[WHAT IS EXPECTED] Copy each line below that contains "this".

Stored records:
⁂

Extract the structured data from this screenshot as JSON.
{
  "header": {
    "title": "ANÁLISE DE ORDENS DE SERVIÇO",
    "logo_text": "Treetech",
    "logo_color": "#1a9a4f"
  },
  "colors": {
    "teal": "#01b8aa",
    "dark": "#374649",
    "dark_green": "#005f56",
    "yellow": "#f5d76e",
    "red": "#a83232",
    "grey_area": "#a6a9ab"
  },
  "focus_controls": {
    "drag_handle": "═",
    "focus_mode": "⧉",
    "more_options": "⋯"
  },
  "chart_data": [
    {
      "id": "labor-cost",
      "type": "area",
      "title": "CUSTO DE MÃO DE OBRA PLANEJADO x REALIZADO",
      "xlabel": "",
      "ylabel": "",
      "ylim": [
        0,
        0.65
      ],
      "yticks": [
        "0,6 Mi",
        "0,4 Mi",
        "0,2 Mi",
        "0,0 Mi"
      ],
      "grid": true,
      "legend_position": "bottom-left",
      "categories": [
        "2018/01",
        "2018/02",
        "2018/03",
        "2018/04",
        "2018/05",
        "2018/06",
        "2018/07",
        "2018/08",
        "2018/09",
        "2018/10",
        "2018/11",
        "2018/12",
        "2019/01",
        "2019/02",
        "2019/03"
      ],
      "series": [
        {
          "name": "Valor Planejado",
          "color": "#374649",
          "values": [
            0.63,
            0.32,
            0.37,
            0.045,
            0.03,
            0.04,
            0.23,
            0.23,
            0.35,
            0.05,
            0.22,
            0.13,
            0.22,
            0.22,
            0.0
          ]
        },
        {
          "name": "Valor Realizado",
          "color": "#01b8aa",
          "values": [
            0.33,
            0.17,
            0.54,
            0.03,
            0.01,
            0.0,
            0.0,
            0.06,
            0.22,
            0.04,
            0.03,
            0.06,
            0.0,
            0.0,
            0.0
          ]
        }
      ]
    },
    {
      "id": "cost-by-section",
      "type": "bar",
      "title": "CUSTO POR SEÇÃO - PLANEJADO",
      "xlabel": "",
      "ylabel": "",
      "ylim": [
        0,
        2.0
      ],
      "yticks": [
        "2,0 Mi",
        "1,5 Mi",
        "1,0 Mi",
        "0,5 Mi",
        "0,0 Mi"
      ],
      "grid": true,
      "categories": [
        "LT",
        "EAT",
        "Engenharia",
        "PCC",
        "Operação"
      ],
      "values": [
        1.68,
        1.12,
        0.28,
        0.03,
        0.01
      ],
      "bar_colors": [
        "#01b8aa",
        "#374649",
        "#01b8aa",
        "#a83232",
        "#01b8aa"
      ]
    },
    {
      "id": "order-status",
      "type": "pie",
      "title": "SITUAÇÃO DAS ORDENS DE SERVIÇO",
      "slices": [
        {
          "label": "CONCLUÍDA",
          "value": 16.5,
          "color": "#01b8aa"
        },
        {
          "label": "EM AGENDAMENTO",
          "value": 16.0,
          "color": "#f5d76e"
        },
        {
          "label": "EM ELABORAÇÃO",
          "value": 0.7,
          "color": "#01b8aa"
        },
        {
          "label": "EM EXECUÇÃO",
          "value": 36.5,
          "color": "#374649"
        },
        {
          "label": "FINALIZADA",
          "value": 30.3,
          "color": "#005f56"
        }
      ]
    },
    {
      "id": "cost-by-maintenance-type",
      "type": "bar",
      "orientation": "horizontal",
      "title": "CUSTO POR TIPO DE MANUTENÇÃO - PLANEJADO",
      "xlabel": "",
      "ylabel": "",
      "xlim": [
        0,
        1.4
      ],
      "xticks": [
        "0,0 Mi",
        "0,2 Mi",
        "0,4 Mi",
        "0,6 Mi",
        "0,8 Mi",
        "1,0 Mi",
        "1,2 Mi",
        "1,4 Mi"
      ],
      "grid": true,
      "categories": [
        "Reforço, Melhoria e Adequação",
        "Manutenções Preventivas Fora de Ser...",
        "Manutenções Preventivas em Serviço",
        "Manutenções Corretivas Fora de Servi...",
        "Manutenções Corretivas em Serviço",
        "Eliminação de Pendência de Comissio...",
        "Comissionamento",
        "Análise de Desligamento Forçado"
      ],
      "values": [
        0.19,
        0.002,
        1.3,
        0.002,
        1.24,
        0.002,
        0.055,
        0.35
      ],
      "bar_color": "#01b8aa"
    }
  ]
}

⁂

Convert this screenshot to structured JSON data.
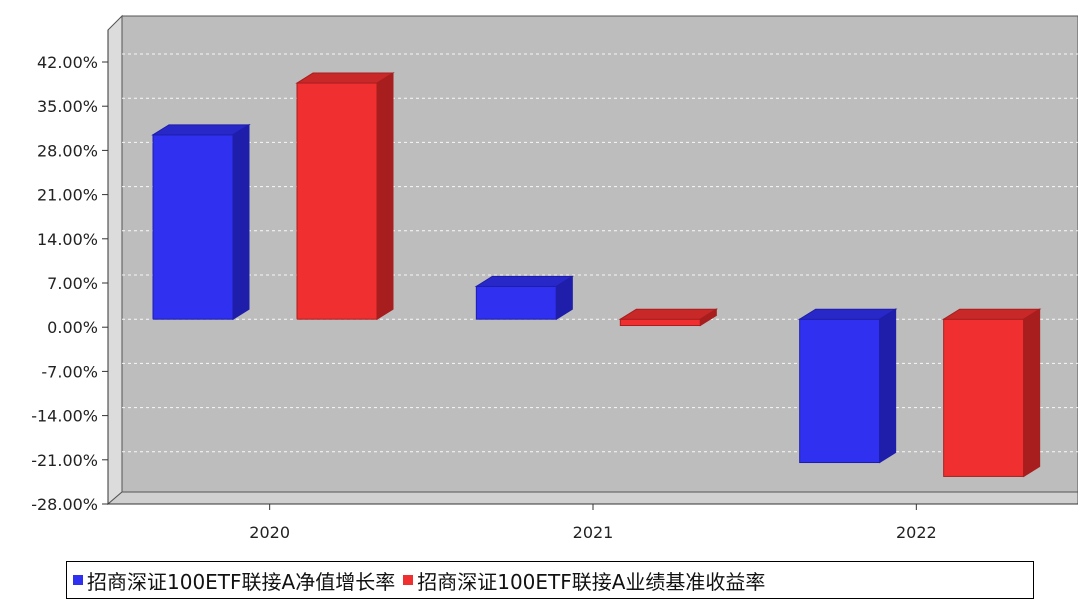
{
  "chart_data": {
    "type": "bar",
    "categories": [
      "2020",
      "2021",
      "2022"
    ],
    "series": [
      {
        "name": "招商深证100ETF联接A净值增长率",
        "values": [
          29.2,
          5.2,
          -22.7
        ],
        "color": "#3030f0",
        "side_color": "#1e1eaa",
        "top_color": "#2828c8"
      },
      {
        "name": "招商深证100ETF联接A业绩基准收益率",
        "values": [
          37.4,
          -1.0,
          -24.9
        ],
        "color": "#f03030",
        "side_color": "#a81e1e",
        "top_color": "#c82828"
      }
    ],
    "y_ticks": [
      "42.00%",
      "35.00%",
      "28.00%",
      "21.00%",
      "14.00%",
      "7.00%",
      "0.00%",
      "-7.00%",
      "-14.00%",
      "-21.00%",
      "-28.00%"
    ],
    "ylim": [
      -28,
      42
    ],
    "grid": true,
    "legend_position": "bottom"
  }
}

⁂

[WORKED ANSWER]
Extract the structured data from this screenshot as JSON.
Convert this screenshot to structured JSON data.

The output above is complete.